Leave out the pictures and repeat exactly the lines from the one containing "Read out every word on this page." through the final line of the listing below.
-- start of DATA SUPPLIED --
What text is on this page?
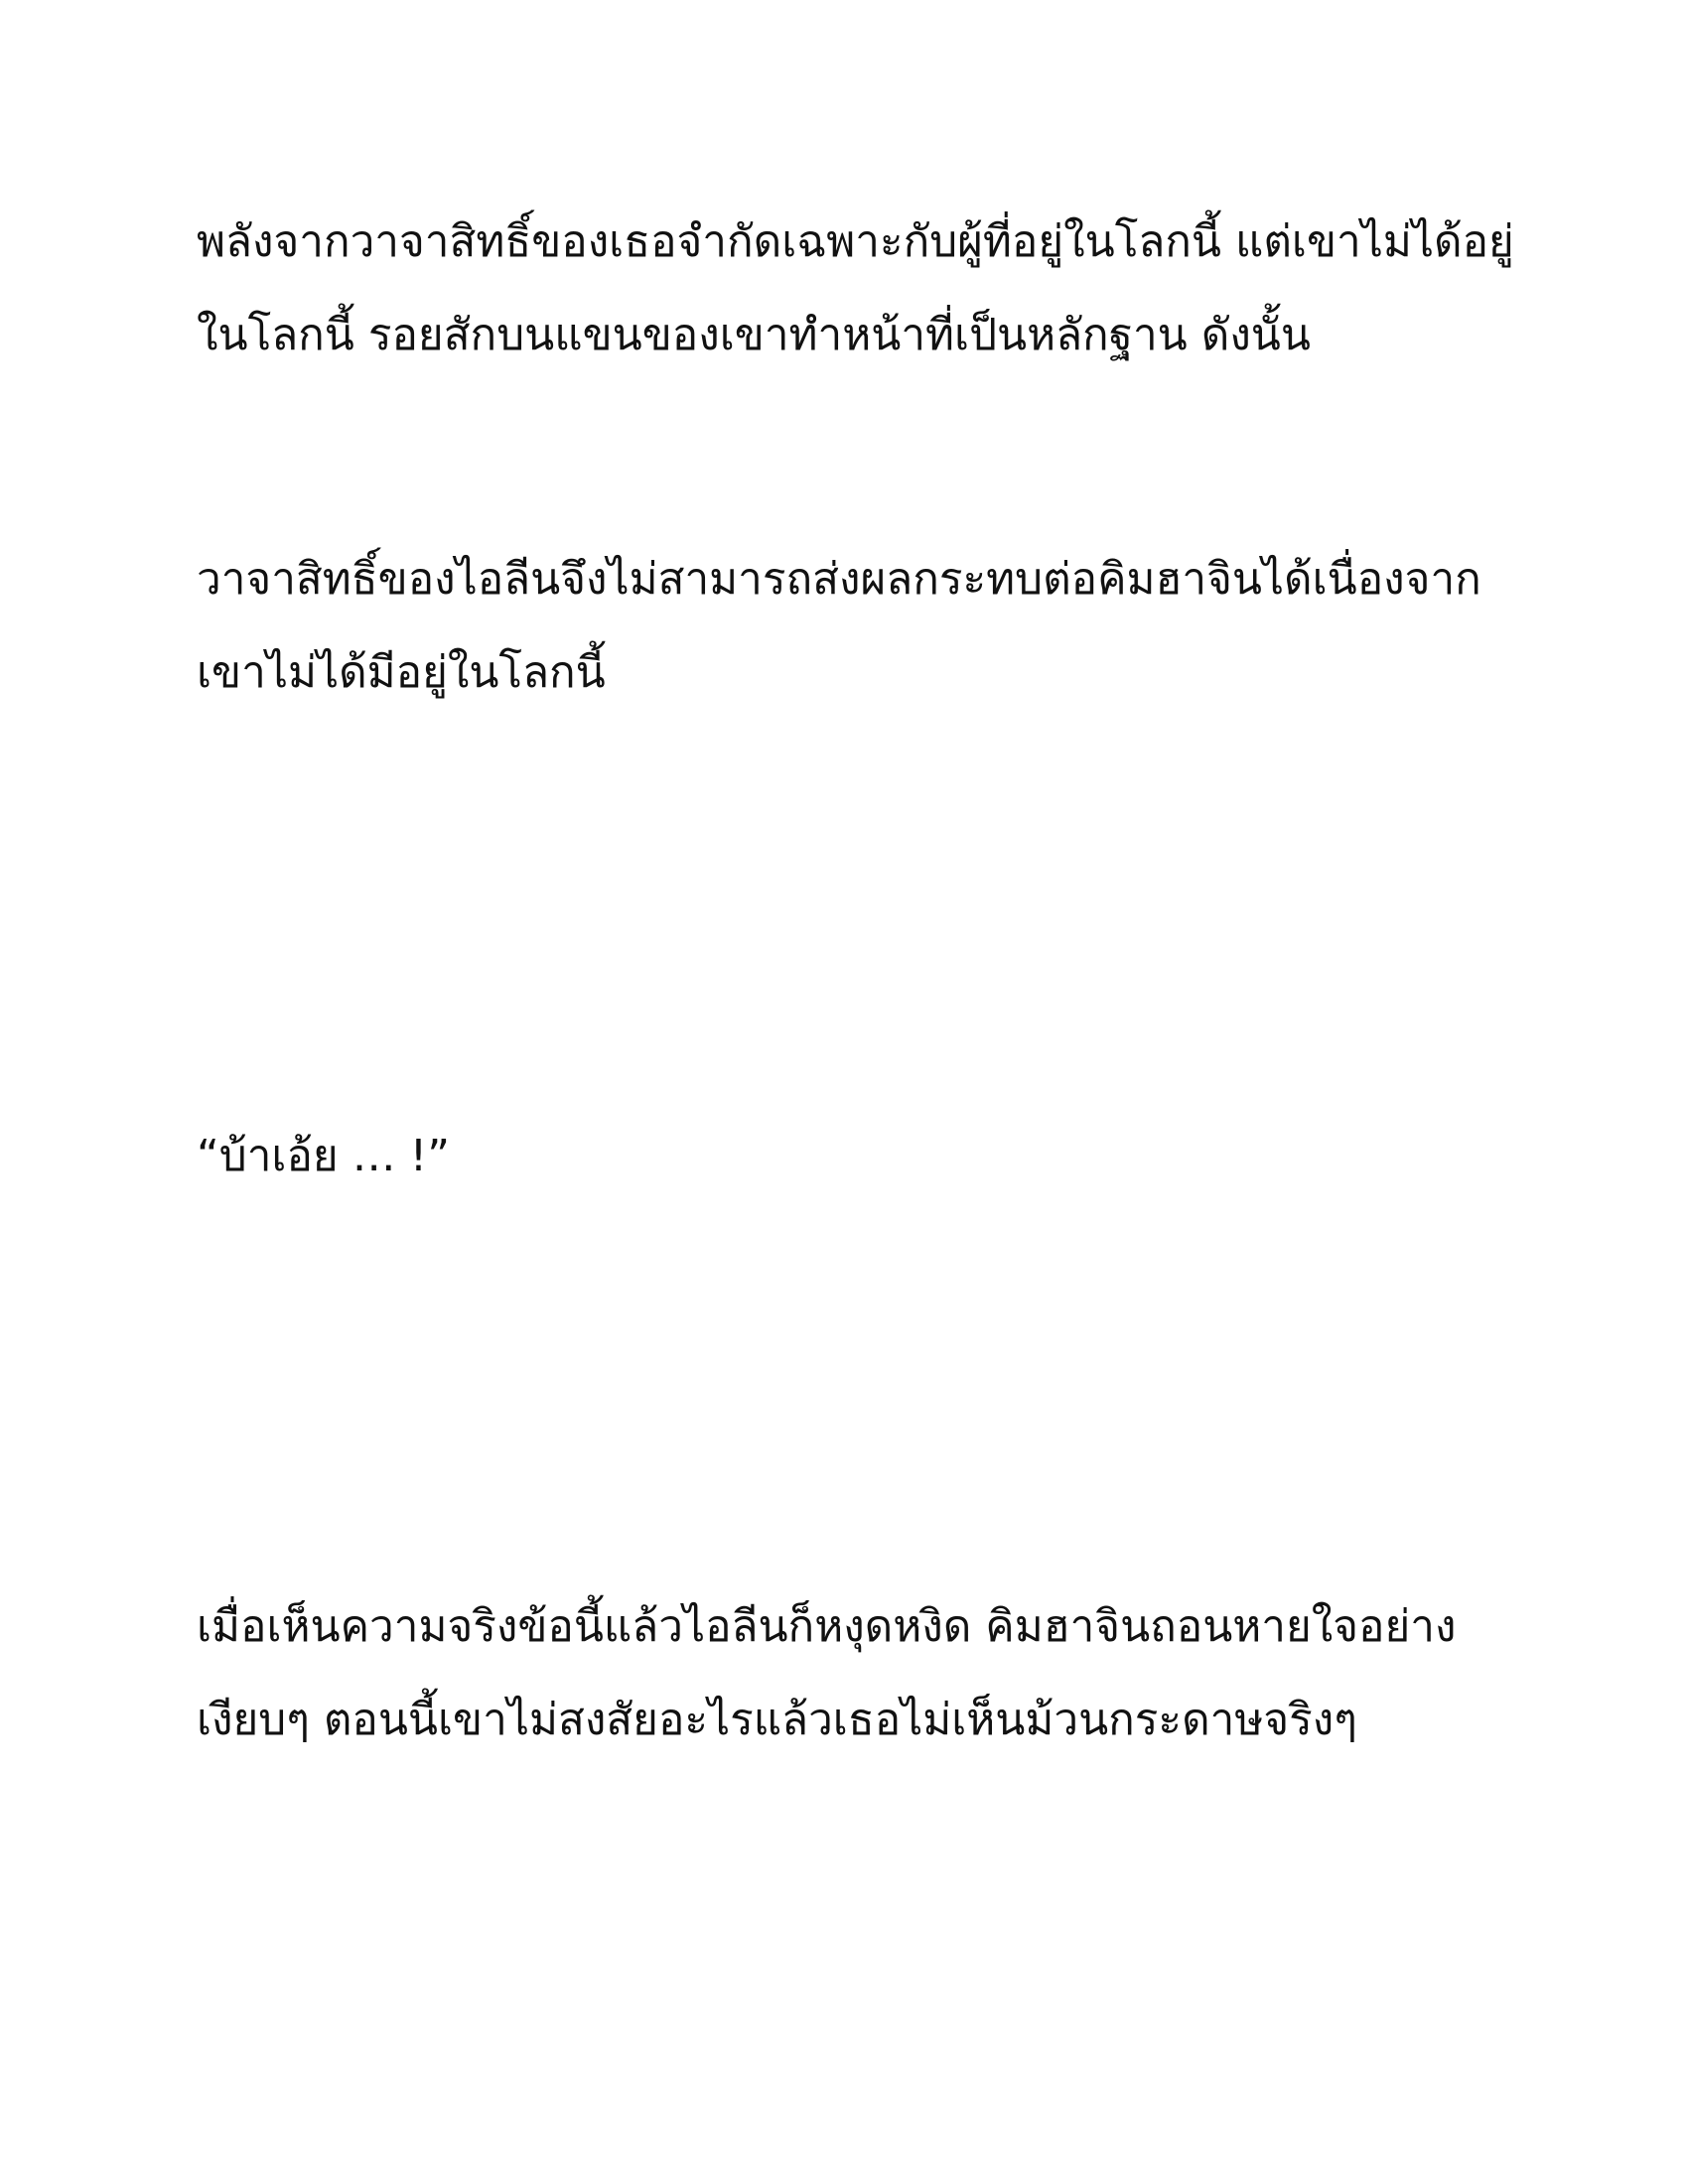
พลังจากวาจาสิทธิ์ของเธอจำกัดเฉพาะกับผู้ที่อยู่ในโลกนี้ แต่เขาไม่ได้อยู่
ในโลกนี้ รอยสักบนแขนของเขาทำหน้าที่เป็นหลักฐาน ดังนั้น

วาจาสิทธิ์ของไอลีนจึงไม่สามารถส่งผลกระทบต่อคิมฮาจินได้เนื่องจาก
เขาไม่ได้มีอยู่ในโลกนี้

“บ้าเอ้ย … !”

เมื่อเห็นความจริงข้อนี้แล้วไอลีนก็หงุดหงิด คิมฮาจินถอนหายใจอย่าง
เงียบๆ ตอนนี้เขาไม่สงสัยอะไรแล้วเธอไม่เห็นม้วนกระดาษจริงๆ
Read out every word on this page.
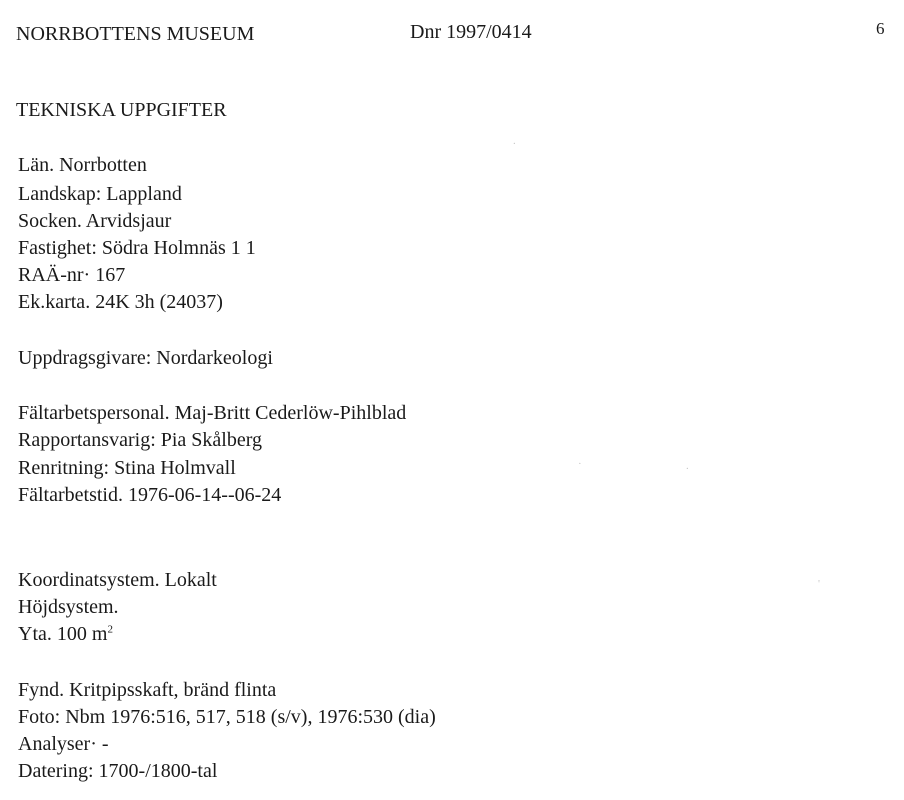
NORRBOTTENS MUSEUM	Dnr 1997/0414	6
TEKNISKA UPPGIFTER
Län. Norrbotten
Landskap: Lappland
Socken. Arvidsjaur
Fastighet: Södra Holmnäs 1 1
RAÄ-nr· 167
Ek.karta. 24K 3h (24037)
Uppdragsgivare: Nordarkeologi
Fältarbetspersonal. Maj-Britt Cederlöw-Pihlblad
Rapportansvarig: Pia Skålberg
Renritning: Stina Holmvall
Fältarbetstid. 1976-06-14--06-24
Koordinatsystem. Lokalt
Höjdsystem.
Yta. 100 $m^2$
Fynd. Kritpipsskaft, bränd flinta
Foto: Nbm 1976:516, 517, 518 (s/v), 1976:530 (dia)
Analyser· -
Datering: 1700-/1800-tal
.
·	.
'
-- end of DATA SUPPLIED --
**ANSWER TO THIS TASK:**
Read out every word on this page.
NORRBOTTENS MUSEUM	Dnr 1997/0414	6
TEKNISKA UPPGIFTER
Län. Norrbotten
Landskap: Lappland
Socken. Arvidsjaur
Fastighet: Södra Holmnäs 1 1
RAÄ-nr· 167
Ek.karta. 24K 3h (24037)
Uppdragsgivare: Nordarkeologi
Fältarbetspersonal. Maj-Britt Cederlöw-Pihlblad
Rapportansvarig: Pia Skålberg
Renritning: Stina Holmvall
Fältarbetstid. 1976-06-14--06-24
Koordinatsystem. Lokalt
Höjdsystem.
Yta. 100 $m^2$
Fynd. Kritpipsskaft, bränd flinta
Foto: Nbm 1976:516, 517, 518 (s/v), 1976:530 (dia)
Analyser· -
Datering: 1700-/1800-tal
.
·	.
'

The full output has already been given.